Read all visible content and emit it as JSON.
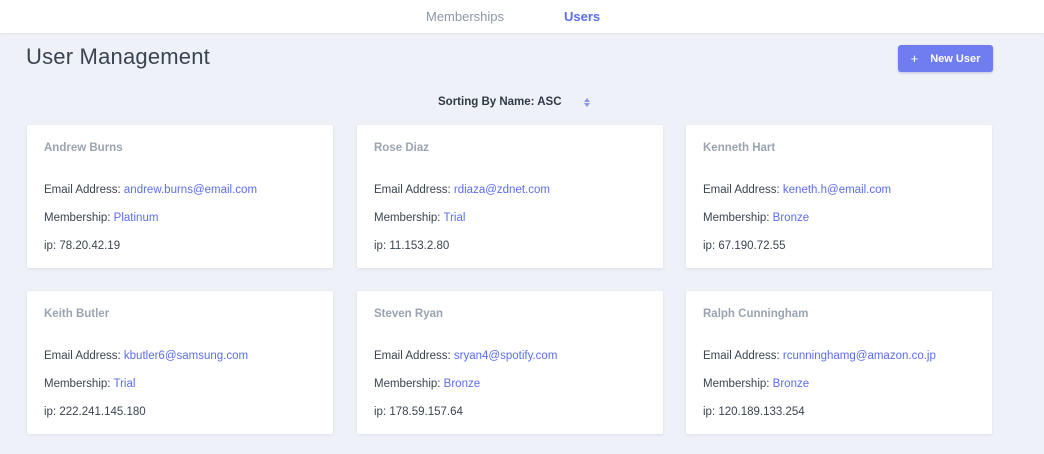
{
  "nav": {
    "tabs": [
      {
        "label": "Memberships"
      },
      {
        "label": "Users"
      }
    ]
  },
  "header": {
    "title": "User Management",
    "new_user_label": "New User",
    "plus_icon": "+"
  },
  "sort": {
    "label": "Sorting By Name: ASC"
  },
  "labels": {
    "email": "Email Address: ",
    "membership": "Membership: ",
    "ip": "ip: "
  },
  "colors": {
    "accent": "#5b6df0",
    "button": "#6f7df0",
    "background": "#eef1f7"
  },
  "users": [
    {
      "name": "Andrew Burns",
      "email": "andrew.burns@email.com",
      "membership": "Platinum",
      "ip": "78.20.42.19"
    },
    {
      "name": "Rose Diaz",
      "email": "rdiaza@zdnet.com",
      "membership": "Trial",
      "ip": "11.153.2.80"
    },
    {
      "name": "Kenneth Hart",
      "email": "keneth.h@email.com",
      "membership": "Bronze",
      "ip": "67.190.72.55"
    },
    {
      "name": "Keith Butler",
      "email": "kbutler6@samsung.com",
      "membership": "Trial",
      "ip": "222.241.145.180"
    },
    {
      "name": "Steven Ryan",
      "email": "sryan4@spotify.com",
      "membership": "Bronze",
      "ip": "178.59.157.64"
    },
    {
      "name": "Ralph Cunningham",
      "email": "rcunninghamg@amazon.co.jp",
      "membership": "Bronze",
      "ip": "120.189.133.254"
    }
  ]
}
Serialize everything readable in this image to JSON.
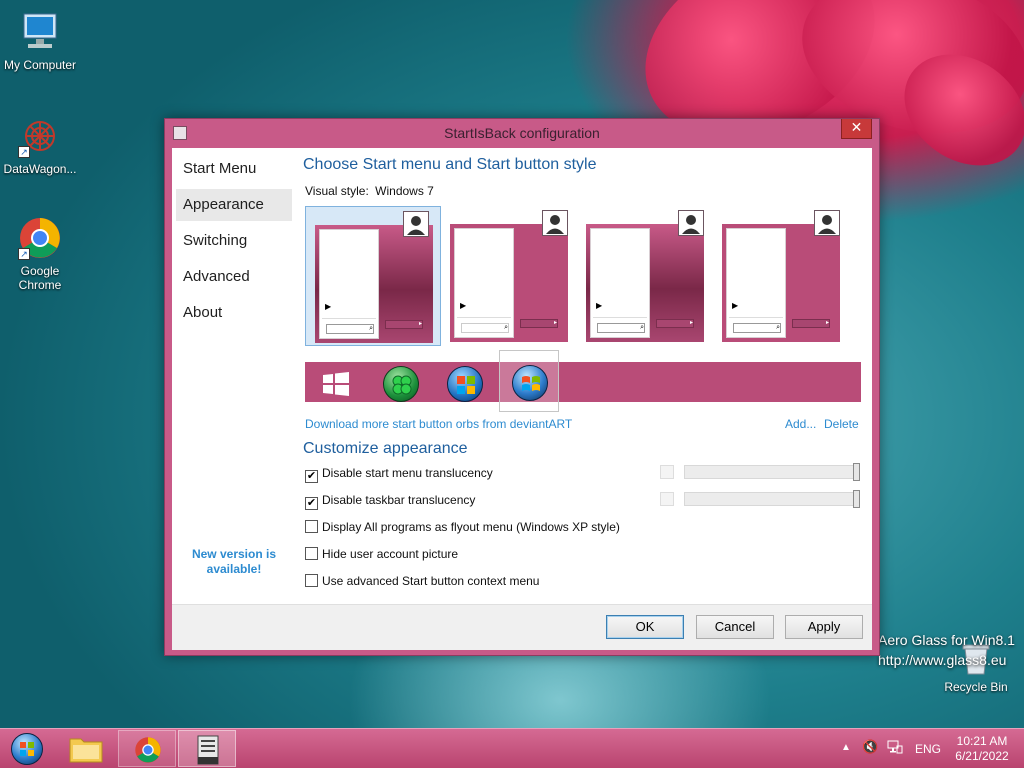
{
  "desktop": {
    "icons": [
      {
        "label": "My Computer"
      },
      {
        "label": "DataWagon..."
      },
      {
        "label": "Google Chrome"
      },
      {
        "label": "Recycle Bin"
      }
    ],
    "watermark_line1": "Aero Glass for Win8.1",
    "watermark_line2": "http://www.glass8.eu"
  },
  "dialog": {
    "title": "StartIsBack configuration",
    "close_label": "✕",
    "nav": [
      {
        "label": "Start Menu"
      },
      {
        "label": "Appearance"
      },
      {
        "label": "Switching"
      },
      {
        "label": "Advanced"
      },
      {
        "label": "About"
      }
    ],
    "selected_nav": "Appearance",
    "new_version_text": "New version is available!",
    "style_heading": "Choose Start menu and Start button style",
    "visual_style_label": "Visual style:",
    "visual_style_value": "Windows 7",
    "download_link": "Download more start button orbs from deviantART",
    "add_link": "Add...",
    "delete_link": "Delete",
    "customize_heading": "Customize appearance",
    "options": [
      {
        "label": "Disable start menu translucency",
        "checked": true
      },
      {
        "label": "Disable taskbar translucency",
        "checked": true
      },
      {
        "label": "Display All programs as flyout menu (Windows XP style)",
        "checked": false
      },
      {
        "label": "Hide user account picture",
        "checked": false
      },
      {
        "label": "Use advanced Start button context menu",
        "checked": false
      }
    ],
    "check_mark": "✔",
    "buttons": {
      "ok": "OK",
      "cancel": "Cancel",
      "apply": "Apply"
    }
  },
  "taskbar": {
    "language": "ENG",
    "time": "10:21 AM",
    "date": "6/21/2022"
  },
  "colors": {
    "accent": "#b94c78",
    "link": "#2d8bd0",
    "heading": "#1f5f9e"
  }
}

• [WHAT THE TASK ASKS]: Leaving out the pictures, repeat the data above exactly.

• [RESULT]:
Read all visible content and emit it as JSON.
{
  "nav": {
    "tabs": [
      {
        "label": "Memberships"
      },
      {
        "label": "Users"
      }
    ]
  },
  "header": {
    "title": "User Management",
    "new_user_label": "New User",
    "plus_icon": "+"
  },
  "sort": {
    "label": "Sorting By Name: ASC"
  },
  "labels": {
    "email": "Email Address: ",
    "membership": "Membership: ",
    "ip": "ip: "
  },
  "colors": {
    "accent": "#5b6df0",
    "button": "#6f7df0",
    "background": "#eef1f7"
  },
  "users": [
    {
      "name": "Andrew Burns",
      "email": "andrew.burns@email.com",
      "membership": "Platinum",
      "ip": "78.20.42.19"
    },
    {
      "name": "Rose Diaz",
      "email": "rdiaza@zdnet.com",
      "membership": "Trial",
      "ip": "11.153.2.80"
    },
    {
      "name": "Kenneth Hart",
      "email": "keneth.h@email.com",
      "membership": "Bronze",
      "ip": "67.190.72.55"
    },
    {
      "name": "Keith Butler",
      "email": "kbutler6@samsung.com",
      "membership": "Trial",
      "ip": "222.241.145.180"
    },
    {
      "name": "Steven Ryan",
      "email": "sryan4@spotify.com",
      "membership": "Bronze",
      "ip": "178.59.157.64"
    },
    {
      "name": "Ralph Cunningham",
      "email": "rcunninghamg@amazon.co.jp",
      "membership": "Bronze",
      "ip": "120.189.133.254"
    }
  ]
}
Serialize everything readable in this image to JSON.
{
  "desktop": {
    "icons": [
      {
        "label": "My Computer"
      },
      {
        "label": "DataWagon..."
      },
      {
        "label": "Google Chrome"
      },
      {
        "label": "Recycle Bin"
      }
    ],
    "watermark_line1": "Aero Glass for Win8.1",
    "watermark_line2": "http://www.glass8.eu"
  },
  "dialog": {
    "title": "StartIsBack configuration",
    "close_label": "✕",
    "nav": [
      {
        "label": "Start Menu"
      },
      {
        "label": "Appearance"
      },
      {
        "label": "Switching"
      },
      {
        "label": "Advanced"
      },
      {
        "label": "About"
      }
    ],
    "selected_nav": "Appearance",
    "new_version_text": "New version is available!",
    "style_heading": "Choose Start menu and Start button style",
    "visual_style_label": "Visual style:",
    "visual_style_value": "Windows 7",
    "download_link": "Download more start button orbs from deviantART",
    "add_link": "Add...",
    "delete_link": "Delete",
    "customize_heading": "Customize appearance",
    "options": [
      {
        "label": "Disable start menu translucency",
        "checked": true
      },
      {
        "label": "Disable taskbar translucency",
        "checked": true
      },
      {
        "label": "Display All programs as flyout menu (Windows XP style)",
        "checked": false
      },
      {
        "label": "Hide user account picture",
        "checked": false
      },
      {
        "label": "Use advanced Start button context menu",
        "checked": false
      }
    ],
    "check_mark": "✔",
    "buttons": {
      "ok": "OK",
      "cancel": "Cancel",
      "apply": "Apply"
    }
  },
  "taskbar": {
    "language": "ENG",
    "time": "10:21 AM",
    "date": "6/21/2022"
  },
  "colors": {
    "accent": "#b94c78",
    "link": "#2d8bd0",
    "heading": "#1f5f9e"
  }
}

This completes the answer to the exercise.